### REQUESTS
1/ Answer these questions about the Scheme tokenizer assignment:
(a) Which functions did the writer find most useful for reading input files?
(b) What does the tokenize function return?
(c) What file should be added if the Makefile was modified to work with the writer's binaries?
2/ Translate this sentence from the Scheme tokenizer assignment into Spanish: "None of our test code will use square brackets."
3/ Write the next part of the Scheme tokenizer assignment, picking up after its final sentence.

Begin SELECTED EXTRACT

Scheme provides many different ways of enclosing lists (parentheses, square brackets, etc.) We will only test code that uses parentheses. None of our test code will use square brackets. You can write your tokenizer and later parts of the project to only work on parentheses. That said, of you wish your project to also work on square brackets, it isn't that hard of an extension. If you think you want to go that way, you'll need to make sure that you tokenize parentheses and brackets differently.

Some parting hints

I suppose it is theoretically possible to code this assignment up so that it produces precisely the right output, but without actually storing the data in a list. Don't do that; perhaps that might be easier to get results on this portion of the project, but it will leave you in a useless position to continue for the next portion.

There are many different ways of reading input files. I found it most useful to use the functions fgetc and occasionally ungetc. Look those up. They're more useful than fscanf.

The heart of your code will be your tokenize function, which reads the file and returns a list of Values. Here's a rough sketch of what that function might look like:

Value *tokenize() {
    char charRead;
    Value *list = makeNull();
    charRead = fgetc(stdin);

    while (charRead != EOF) {

        if (charRead == .....) {
            ...
        } else if (charRead == ......) {
            ...
        } else {
            ...
        }
        charRead = fgetc(stdin);
    }

    Value *revList = reverse(list);
    return revList;
}

What to submit

Push all of your code into your git repository. Your submitted files should be exactly what you checked out, but also with a file named tokenizer.c. Your Makefile may have changed if you modified it to work with my binaries. If you did this, add a readme.txt file explaining what you did.

End SELECTED EXTRACT
Begin LISTED RECORDS

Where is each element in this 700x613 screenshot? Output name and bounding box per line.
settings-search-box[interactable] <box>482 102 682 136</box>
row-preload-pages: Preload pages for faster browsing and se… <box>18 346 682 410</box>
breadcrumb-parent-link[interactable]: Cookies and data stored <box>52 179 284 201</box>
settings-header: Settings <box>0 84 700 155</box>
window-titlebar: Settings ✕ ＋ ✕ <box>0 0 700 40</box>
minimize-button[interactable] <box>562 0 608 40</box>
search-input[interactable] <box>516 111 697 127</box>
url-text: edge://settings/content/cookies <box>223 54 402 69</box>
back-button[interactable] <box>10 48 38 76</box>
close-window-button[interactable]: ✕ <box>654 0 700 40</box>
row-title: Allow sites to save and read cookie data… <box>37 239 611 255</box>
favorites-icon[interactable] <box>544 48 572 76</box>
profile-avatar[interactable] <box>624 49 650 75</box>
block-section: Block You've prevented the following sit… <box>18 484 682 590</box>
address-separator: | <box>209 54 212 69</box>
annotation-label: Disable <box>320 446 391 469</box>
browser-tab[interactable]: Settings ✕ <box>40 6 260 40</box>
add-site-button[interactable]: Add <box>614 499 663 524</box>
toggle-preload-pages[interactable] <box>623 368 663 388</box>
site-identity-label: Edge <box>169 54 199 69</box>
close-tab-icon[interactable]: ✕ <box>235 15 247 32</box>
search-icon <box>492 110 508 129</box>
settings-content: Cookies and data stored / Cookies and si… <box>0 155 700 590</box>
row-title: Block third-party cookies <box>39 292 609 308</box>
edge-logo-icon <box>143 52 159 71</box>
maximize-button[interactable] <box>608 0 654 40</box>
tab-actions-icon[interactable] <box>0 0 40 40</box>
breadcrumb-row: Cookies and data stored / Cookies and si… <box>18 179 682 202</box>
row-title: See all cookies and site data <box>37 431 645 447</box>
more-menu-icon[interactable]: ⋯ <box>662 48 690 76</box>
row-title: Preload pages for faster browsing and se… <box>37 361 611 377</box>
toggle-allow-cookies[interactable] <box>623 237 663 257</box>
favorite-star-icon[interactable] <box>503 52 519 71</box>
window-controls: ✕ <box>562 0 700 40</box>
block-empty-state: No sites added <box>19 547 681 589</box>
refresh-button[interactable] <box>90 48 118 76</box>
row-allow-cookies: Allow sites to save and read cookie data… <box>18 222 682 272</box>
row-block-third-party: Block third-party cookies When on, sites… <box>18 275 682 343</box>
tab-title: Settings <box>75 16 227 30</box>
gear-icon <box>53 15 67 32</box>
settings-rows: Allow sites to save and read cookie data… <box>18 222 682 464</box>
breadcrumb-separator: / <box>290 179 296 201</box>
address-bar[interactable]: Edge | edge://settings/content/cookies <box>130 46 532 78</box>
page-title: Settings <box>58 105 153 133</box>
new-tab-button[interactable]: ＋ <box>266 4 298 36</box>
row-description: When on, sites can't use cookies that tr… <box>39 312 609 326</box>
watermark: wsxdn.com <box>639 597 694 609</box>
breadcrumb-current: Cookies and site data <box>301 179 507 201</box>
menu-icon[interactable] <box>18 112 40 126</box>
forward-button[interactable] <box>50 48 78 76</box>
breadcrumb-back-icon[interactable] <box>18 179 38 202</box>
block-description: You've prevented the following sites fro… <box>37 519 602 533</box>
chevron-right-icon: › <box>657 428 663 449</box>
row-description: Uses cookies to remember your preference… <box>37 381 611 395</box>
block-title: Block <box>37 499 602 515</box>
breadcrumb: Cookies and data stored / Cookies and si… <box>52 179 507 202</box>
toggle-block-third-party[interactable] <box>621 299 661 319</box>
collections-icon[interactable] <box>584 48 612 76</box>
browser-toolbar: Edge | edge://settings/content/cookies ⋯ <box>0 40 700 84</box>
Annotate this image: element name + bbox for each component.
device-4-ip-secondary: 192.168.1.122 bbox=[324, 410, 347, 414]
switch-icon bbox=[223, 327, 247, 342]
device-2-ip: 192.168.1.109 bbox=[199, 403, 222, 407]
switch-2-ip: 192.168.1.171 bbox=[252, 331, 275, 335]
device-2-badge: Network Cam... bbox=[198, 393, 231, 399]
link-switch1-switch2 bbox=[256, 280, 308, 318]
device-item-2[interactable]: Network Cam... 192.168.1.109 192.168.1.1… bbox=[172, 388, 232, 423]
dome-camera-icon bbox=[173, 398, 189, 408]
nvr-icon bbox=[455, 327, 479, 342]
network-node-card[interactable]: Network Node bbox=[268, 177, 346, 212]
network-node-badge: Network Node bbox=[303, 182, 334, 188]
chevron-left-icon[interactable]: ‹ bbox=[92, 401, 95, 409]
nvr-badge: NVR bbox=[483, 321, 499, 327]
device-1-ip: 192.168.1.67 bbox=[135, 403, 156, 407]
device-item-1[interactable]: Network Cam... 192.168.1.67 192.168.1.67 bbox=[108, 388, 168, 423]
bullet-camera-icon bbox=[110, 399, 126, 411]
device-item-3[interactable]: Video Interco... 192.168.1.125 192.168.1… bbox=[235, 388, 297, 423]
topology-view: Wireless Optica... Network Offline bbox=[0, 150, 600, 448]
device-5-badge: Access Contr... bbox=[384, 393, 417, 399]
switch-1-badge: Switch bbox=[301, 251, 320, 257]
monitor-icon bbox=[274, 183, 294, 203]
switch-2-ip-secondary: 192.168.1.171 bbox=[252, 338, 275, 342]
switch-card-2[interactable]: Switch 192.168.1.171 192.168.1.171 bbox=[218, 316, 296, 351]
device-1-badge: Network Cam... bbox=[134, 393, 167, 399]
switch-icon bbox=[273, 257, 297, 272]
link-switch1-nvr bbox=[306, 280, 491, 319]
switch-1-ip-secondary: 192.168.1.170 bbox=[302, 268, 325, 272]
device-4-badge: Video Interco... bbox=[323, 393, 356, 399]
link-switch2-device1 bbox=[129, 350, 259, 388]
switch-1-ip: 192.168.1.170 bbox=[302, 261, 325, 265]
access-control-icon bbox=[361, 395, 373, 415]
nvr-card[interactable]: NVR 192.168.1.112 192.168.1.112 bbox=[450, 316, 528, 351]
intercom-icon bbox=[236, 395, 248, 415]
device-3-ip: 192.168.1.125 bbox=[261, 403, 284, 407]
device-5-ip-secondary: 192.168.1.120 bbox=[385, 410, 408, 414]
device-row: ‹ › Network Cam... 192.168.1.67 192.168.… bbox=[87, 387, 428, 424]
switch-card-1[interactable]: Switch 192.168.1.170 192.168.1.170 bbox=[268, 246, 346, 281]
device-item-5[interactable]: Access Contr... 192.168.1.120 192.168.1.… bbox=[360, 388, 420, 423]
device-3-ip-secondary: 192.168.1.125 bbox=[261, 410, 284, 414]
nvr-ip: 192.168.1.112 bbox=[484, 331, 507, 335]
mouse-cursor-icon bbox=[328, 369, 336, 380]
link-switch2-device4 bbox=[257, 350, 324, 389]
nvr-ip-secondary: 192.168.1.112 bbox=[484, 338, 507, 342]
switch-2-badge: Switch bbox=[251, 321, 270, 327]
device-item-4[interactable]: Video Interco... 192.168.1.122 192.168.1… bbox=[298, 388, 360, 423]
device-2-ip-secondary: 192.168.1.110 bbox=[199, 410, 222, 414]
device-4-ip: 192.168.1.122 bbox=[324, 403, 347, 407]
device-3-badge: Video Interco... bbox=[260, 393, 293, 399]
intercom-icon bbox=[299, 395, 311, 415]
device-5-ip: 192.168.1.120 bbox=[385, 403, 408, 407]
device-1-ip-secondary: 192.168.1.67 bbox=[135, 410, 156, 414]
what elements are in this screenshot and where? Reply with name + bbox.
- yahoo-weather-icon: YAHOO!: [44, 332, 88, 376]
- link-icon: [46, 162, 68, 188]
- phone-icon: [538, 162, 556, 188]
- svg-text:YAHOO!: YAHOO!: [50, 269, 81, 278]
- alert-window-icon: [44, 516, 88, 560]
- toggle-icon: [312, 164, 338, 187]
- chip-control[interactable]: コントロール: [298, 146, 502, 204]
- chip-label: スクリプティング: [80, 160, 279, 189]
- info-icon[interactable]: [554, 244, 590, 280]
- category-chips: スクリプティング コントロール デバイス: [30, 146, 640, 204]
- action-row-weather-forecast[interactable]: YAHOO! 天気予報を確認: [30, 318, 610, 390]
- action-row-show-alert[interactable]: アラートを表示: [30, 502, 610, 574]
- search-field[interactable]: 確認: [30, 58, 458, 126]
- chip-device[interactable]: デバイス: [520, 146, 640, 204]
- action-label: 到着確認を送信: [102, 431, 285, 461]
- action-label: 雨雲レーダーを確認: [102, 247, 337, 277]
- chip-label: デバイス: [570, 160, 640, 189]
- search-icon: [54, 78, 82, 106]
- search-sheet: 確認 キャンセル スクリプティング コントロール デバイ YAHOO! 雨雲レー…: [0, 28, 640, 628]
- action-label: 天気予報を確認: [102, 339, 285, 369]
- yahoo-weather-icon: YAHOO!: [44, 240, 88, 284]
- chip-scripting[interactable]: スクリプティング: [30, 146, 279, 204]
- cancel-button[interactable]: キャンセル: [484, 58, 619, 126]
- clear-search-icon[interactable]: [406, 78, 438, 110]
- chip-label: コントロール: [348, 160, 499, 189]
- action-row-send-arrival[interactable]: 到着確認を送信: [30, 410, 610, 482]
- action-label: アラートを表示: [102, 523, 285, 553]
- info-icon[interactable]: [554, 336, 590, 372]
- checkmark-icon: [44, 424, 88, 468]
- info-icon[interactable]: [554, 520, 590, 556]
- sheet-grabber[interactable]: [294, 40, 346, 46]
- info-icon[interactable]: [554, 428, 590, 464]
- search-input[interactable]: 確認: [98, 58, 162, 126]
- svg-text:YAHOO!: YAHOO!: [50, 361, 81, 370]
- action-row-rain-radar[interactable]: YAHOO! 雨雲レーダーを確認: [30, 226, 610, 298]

End LISTED RECORDS

### OUTPUTS
1/
(a) fgetc and, occasionally, ungetc
(b) A list of Values
(c) A readme.txt file explaining what was done

2/ Ninguna parte de nuestro código de prueba usará corchetes.

3/
You should also include in your submission a collection of at least 4 pairs of test files. (More is better! The sooner you get your tokenizer totally right, the sooner you'll get the rest of your project right!) Each pair of files should be named tokenizer-test.input.XX and tokenizer-test.output.XX, where XX is a test number. It should be the case that if I run the following command then I get no output:

./tokenizer < tokenizer-test.input.XX | diff tokenizer-test.output.XX -

When we test your code for grading purposes, we will use our own set of test files which we will run using exactly the same command as described above. Test carefully.

Your code should have no memory leaks or memory errors when run on any input (correct or incorrect) using valgrind. We will be checking this as well during grading.

Remember, you can test your code in valgrind this way:

./valgrind.sh < tokenizer-test.input.XX

Have fun tokenizing!